*** EXTRACTED MATERIAL
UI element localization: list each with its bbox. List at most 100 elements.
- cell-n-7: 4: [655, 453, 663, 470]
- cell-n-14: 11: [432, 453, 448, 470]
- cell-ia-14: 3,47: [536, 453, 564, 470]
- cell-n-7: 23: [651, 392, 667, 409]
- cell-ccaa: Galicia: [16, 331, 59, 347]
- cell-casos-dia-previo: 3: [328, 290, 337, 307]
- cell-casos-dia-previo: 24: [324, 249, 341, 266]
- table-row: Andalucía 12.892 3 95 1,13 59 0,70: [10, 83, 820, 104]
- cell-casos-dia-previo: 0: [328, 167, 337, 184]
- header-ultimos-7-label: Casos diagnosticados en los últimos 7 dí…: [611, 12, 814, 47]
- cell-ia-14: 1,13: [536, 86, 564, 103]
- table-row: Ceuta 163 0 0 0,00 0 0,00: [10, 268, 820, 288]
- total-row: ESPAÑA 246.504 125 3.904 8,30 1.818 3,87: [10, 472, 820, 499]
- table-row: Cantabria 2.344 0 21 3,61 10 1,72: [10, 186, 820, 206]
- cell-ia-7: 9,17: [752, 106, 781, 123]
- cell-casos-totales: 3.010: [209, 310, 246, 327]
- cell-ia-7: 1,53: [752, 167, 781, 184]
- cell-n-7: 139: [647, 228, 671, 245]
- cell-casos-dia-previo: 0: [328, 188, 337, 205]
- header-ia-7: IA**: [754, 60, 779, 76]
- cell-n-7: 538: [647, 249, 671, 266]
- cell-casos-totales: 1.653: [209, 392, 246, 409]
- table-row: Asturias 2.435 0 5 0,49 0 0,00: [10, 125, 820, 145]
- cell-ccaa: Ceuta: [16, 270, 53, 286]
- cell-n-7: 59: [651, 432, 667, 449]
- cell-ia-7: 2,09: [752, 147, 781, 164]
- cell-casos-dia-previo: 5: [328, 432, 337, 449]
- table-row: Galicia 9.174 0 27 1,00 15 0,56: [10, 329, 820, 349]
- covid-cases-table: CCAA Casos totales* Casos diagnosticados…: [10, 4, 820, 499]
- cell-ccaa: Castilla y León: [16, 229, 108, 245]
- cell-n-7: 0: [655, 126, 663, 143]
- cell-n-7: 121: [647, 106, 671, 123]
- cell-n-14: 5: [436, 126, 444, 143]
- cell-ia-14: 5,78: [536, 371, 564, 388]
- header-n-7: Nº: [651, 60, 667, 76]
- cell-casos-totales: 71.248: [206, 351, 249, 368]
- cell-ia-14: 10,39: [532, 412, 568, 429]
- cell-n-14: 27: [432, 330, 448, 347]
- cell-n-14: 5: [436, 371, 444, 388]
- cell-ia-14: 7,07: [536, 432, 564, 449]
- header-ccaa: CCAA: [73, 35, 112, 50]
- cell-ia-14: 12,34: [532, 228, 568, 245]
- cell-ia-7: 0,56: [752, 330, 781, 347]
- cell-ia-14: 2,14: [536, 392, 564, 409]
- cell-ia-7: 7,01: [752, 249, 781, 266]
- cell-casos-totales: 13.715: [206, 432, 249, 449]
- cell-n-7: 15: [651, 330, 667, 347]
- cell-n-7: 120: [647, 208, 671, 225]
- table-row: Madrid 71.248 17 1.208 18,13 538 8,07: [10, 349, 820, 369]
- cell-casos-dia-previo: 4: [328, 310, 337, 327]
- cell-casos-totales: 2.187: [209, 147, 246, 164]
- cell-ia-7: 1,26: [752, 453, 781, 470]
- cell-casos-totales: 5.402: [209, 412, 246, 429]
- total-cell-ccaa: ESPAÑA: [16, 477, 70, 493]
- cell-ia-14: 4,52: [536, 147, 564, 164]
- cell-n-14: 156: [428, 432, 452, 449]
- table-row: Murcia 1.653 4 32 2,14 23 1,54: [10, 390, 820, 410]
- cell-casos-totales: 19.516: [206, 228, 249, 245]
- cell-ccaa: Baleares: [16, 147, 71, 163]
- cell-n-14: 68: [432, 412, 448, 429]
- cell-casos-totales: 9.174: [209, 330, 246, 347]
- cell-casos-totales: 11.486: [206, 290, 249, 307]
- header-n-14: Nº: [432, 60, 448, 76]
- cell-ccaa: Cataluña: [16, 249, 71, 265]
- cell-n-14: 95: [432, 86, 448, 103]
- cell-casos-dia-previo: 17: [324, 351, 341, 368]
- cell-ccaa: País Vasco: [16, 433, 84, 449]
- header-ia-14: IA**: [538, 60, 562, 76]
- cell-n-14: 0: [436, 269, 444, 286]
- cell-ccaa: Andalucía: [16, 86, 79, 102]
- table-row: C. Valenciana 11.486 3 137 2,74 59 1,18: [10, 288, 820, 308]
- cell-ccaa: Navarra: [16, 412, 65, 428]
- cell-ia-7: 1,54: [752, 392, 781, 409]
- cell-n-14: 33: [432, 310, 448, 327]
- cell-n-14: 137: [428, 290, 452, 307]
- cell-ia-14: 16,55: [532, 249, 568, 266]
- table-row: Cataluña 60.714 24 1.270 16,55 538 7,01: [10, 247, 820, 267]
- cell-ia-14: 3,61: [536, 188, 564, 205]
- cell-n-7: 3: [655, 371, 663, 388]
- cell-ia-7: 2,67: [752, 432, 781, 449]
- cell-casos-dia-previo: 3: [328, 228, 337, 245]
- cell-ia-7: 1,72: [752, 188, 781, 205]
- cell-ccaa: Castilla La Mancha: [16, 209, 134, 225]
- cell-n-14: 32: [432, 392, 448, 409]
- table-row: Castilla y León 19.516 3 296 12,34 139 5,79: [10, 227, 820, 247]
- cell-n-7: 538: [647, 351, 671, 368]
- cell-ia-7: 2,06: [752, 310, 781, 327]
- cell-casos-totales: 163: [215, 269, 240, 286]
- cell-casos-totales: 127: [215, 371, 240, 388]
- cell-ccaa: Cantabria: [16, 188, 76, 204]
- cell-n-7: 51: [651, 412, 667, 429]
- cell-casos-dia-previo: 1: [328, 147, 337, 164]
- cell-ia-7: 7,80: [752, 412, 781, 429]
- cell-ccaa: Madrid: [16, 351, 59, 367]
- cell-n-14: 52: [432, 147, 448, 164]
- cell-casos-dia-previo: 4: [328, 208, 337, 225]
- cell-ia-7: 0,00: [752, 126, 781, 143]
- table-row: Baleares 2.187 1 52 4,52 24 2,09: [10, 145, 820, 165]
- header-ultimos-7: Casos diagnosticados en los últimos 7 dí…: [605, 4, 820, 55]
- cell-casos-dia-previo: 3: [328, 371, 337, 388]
******
GOAL OF THE EXERCISE: Please output all of the rows above again, character for character, with nothing changed.

RESPONSE:
UI element localization: list each with its bbox. List at most 100 elements.
- cell-n-7: 4: [655, 453, 663, 470]
- cell-n-14: 11: [432, 453, 448, 470]
- cell-ia-14: 3,47: [536, 453, 564, 470]
- cell-n-7: 23: [651, 392, 667, 409]
- cell-ccaa: Galicia: [16, 331, 59, 347]
- cell-casos-dia-previo: 3: [328, 290, 337, 307]
- cell-casos-dia-previo: 24: [324, 249, 341, 266]
- table-row: Andalucía 12.892 3 95 1,13 59 0,70: [10, 83, 820, 104]
- cell-casos-dia-previo: 0: [328, 167, 337, 184]
- header-ultimos-7-label: Casos diagnosticados en los últimos 7 dí…: [611, 12, 814, 47]
- cell-ia-14: 1,13: [536, 86, 564, 103]
- table-row: Ceuta 163 0 0 0,00 0 0,00: [10, 268, 820, 288]
- total-row: ESPAÑA 246.504 125 3.904 8,30 1.818 3,87: [10, 472, 820, 499]
- table-row: Cantabria 2.344 0 21 3,61 10 1,72: [10, 186, 820, 206]
- cell-ia-7: 9,17: [752, 106, 781, 123]
- cell-casos-totales: 3.010: [209, 310, 246, 327]
- cell-ia-7: 1,53: [752, 167, 781, 184]
- cell-n-7: 139: [647, 228, 671, 245]
- cell-casos-dia-previo: 0: [328, 188, 337, 205]
- header-ia-7: IA**: [754, 60, 779, 76]
- cell-n-7: 538: [647, 249, 671, 266]
- cell-casos-totales: 1.653: [209, 392, 246, 409]
- table-row: Asturias 2.435 0 5 0,49 0 0,00: [10, 125, 820, 145]
- cell-ccaa: Ceuta: [16, 270, 53, 286]
- cell-n-7: 59: [651, 432, 667, 449]
- cell-ia-7: 2,09: [752, 147, 781, 164]
- cell-casos-dia-previo: 5: [328, 432, 337, 449]
- table-row: Galicia 9.174 0 27 1,00 15 0,56: [10, 329, 820, 349]
- covid-cases-table: CCAA Casos totales* Casos diagnosticados…: [10, 4, 820, 499]
- cell-ccaa: Castilla y León: [16, 229, 108, 245]
- cell-n-7: 0: [655, 126, 663, 143]
- cell-n-7: 121: [647, 106, 671, 123]
- cell-n-14: 5: [436, 126, 444, 143]
- cell-ia-14: 5,78: [536, 371, 564, 388]
- header-n-7: Nº: [651, 60, 667, 76]
- cell-casos-totales: 71.248: [206, 351, 249, 368]
- cell-ia-14: 10,39: [532, 412, 568, 429]
- cell-n-14: 27: [432, 330, 448, 347]
- cell-n-14: 5: [436, 371, 444, 388]
- cell-ia-14: 7,07: [536, 432, 564, 449]
- header-ccaa: CCAA: [73, 35, 112, 50]
- cell-ia-14: 12,34: [532, 228, 568, 245]
- cell-ia-7: 0,56: [752, 330, 781, 347]
- cell-ia-14: 2,14: [536, 392, 564, 409]
- cell-ia-7: 7,01: [752, 249, 781, 266]
- cell-casos-totales: 13.715: [206, 432, 249, 449]
- cell-n-7: 15: [651, 330, 667, 347]
- cell-n-7: 120: [647, 208, 671, 225]
- table-row: Madrid 71.248 17 1.208 18,13 538 8,07: [10, 349, 820, 369]
- cell-casos-dia-previo: 4: [328, 310, 337, 327]
- cell-casos-totales: 2.187: [209, 147, 246, 164]
- cell-ia-7: 1,26: [752, 453, 781, 470]
- cell-casos-totales: 5.402: [209, 412, 246, 429]
- total-cell-ccaa: ESPAÑA: [16, 477, 70, 493]
- cell-ia-14: 4,52: [536, 147, 564, 164]
- cell-n-14: 156: [428, 432, 452, 449]
- table-row: Murcia 1.653 4 32 2,14 23 1,54: [10, 390, 820, 410]
- cell-casos-totales: 19.516: [206, 228, 249, 245]
- cell-ccaa: Baleares: [16, 147, 71, 163]
- cell-n-14: 68: [432, 412, 448, 429]
- cell-casos-totales: 9.174: [209, 330, 246, 347]
- cell-casos-totales: 11.486: [206, 290, 249, 307]
- header-n-14: Nº: [432, 60, 448, 76]
- cell-ccaa: Cataluña: [16, 249, 71, 265]
- cell-n-14: 95: [432, 86, 448, 103]
- cell-casos-dia-previo: 17: [324, 351, 341, 368]
- cell-ccaa: País Vasco: [16, 433, 84, 449]
- header-ia-14: IA**: [538, 60, 562, 76]
- cell-n-14: 0: [436, 269, 444, 286]
- cell-ccaa: Andalucía: [16, 86, 79, 102]
- table-row: C. Valenciana 11.486 3 137 2,74 59 1,18: [10, 288, 820, 308]
- cell-ccaa: Navarra: [16, 412, 65, 428]
- cell-ia-7: 1,54: [752, 392, 781, 409]
- cell-n-14: 33: [432, 310, 448, 327]
- cell-n-14: 137: [428, 290, 452, 307]
- cell-ia-14: 16,55: [532, 249, 568, 266]
- table-row: Cataluña 60.714 24 1.270 16,55 538 7,01: [10, 247, 820, 267]
- cell-ia-14: 3,61: [536, 188, 564, 205]
- cell-n-7: 3: [655, 371, 663, 388]
- cell-ia-7: 2,67: [752, 432, 781, 449]
- cell-casos-dia-previo: 3: [328, 228, 337, 245]
- cell-ia-7: 1,72: [752, 188, 781, 205]
- cell-ccaa: Castilla La Mancha: [16, 209, 134, 225]
- cell-n-14: 32: [432, 392, 448, 409]
- table-row: Castilla y León 19.516 3 296 12,34 139 5,79: [10, 227, 820, 247]
- cell-n-7: 538: [647, 351, 671, 368]
- cell-ia-7: 2,06: [752, 310, 781, 327]
- cell-casos-totales: 163: [215, 269, 240, 286]
- cell-casos-totales: 127: [215, 371, 240, 388]
- cell-ccaa: Cantabria: [16, 188, 76, 204]
- cell-n-7: 51: [651, 412, 667, 429]
- cell-casos-dia-previo: 1: [328, 147, 337, 164]
- cell-ia-7: 7,80: [752, 412, 781, 429]
- cell-ccaa: Madrid: [16, 351, 59, 367]
- cell-n-14: 52: [432, 147, 448, 164]
- cell-casos-dia-previo: 4: [328, 208, 337, 225]
- cell-ia-7: 0,00: [752, 126, 781, 143]
- table-row: Baleares 2.187 1 52 4,52 24 2,09: [10, 145, 820, 165]
- header-ultimos-7: Casos diagnosticados en los últimos 7 dí…: [605, 4, 820, 55]
- cell-casos-dia-previo: 3: [328, 371, 337, 388]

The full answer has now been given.